-- What the task requires --
How many lines of the data include the string "your"? State the number and nothing else.

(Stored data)
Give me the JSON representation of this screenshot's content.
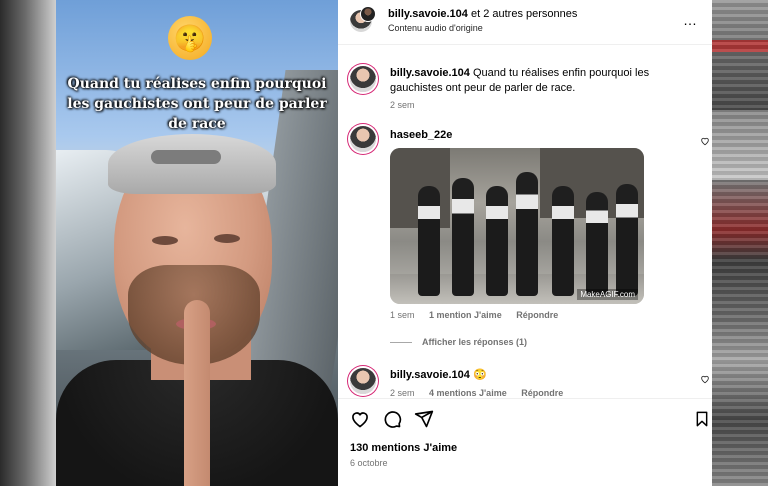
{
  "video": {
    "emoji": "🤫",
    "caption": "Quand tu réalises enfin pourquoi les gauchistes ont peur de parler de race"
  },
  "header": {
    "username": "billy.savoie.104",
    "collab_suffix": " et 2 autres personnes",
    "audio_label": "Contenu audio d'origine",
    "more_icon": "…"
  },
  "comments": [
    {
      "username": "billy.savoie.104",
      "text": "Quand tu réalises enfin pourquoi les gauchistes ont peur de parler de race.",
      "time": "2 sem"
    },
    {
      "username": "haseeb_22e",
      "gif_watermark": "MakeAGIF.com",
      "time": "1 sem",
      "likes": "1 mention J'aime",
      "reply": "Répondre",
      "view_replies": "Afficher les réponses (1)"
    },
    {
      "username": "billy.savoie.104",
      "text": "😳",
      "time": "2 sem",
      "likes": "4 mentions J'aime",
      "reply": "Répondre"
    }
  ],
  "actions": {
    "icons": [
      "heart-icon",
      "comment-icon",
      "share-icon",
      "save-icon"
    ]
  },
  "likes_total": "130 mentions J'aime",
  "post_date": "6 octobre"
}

* * *

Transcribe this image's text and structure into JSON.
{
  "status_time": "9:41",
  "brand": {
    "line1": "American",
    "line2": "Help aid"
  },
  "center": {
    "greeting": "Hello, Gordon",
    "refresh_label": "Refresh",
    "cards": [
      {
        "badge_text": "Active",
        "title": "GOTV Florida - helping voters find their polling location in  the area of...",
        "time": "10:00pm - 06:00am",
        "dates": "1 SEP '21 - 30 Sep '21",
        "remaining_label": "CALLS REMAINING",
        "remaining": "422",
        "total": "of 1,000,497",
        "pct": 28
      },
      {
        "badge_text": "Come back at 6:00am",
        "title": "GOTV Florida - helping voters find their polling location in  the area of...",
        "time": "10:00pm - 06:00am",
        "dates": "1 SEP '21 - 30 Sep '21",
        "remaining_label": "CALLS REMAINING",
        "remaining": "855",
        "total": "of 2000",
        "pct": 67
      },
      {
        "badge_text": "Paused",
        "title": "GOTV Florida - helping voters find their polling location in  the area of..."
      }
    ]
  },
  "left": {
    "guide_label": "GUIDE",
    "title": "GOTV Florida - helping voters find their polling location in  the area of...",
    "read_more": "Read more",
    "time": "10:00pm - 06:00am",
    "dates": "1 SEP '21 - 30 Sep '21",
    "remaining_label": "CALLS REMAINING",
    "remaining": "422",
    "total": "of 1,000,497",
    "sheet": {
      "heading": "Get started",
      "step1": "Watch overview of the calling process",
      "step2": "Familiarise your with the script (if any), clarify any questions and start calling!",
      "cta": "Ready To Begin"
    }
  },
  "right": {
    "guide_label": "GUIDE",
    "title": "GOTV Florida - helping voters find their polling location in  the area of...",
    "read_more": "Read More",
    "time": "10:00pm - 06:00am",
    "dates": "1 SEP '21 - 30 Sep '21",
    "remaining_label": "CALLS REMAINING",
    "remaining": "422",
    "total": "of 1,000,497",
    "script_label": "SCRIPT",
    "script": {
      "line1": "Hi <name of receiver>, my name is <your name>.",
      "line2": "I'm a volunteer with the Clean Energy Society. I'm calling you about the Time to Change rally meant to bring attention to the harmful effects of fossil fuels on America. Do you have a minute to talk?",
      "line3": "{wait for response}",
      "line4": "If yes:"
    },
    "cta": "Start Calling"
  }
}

* * *

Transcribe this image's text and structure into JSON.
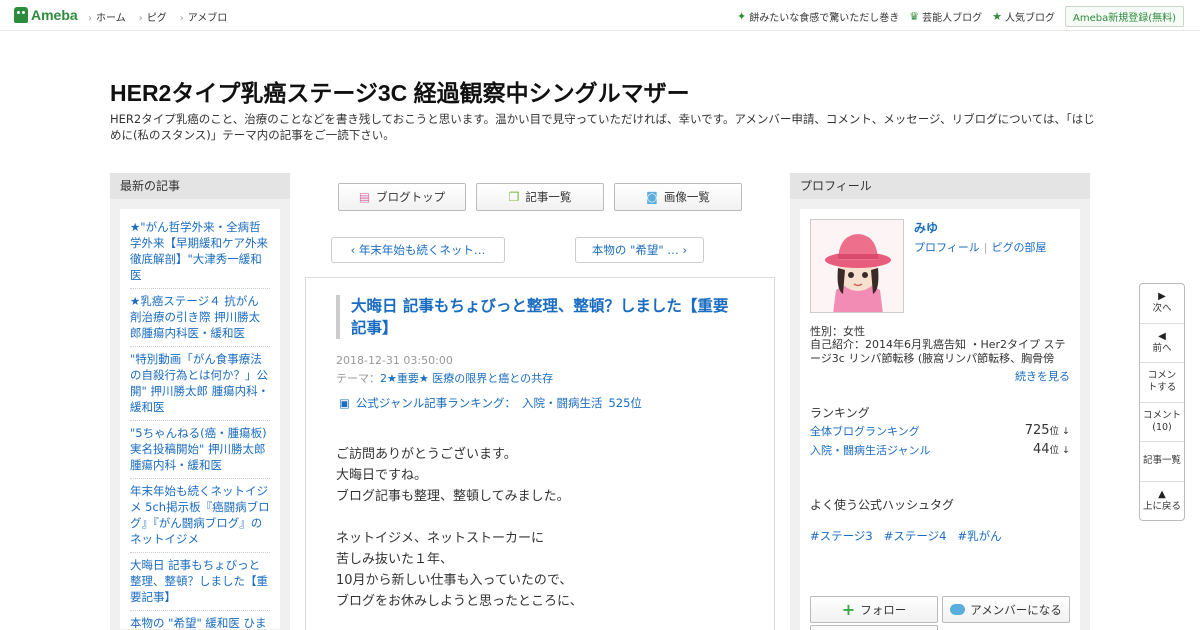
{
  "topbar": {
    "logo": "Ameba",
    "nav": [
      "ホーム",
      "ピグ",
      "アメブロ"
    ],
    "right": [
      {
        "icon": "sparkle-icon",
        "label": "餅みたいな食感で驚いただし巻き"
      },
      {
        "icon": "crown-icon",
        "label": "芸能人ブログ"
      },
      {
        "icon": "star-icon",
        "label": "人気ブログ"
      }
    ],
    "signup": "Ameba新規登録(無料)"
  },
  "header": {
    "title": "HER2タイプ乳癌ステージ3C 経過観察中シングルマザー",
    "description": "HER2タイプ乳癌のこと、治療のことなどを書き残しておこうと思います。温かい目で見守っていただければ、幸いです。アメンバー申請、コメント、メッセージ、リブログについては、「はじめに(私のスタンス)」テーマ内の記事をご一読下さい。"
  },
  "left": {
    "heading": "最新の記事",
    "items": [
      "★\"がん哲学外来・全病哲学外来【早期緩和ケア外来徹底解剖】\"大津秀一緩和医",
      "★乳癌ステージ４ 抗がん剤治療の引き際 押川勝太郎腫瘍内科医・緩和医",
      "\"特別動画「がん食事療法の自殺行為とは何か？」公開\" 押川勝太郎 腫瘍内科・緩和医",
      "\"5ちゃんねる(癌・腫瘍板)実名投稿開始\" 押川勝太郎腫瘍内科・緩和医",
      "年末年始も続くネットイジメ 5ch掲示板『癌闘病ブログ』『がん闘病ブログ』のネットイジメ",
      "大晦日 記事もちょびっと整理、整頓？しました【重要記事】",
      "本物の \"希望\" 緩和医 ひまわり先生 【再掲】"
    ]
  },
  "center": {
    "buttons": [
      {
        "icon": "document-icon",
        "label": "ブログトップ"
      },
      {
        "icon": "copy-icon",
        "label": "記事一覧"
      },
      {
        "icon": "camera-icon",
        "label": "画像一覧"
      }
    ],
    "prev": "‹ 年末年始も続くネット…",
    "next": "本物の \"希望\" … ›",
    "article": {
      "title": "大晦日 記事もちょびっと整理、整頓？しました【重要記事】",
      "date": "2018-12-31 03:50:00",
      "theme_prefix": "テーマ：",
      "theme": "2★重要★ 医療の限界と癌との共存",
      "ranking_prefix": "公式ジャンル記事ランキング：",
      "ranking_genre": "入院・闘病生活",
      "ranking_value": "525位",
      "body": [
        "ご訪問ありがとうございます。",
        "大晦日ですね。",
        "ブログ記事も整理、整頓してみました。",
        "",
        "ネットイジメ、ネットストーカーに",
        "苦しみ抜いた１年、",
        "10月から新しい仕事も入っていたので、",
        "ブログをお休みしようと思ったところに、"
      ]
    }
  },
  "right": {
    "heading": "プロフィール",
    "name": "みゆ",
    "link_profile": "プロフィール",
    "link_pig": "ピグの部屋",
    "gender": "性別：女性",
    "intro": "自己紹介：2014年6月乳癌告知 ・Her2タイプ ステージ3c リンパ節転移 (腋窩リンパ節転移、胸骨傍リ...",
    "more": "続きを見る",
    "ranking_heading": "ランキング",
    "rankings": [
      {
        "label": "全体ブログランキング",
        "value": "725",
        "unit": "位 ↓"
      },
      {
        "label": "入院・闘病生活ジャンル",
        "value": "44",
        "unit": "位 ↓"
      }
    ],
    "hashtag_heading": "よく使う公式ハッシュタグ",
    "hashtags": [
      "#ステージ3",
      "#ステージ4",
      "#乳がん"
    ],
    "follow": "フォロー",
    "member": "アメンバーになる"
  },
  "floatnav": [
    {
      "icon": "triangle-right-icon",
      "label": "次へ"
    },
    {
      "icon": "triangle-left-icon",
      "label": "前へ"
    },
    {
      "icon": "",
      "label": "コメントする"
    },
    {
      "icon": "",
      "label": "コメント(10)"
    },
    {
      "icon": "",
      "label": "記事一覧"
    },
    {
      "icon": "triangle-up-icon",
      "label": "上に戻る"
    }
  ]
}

-- Correct result --
2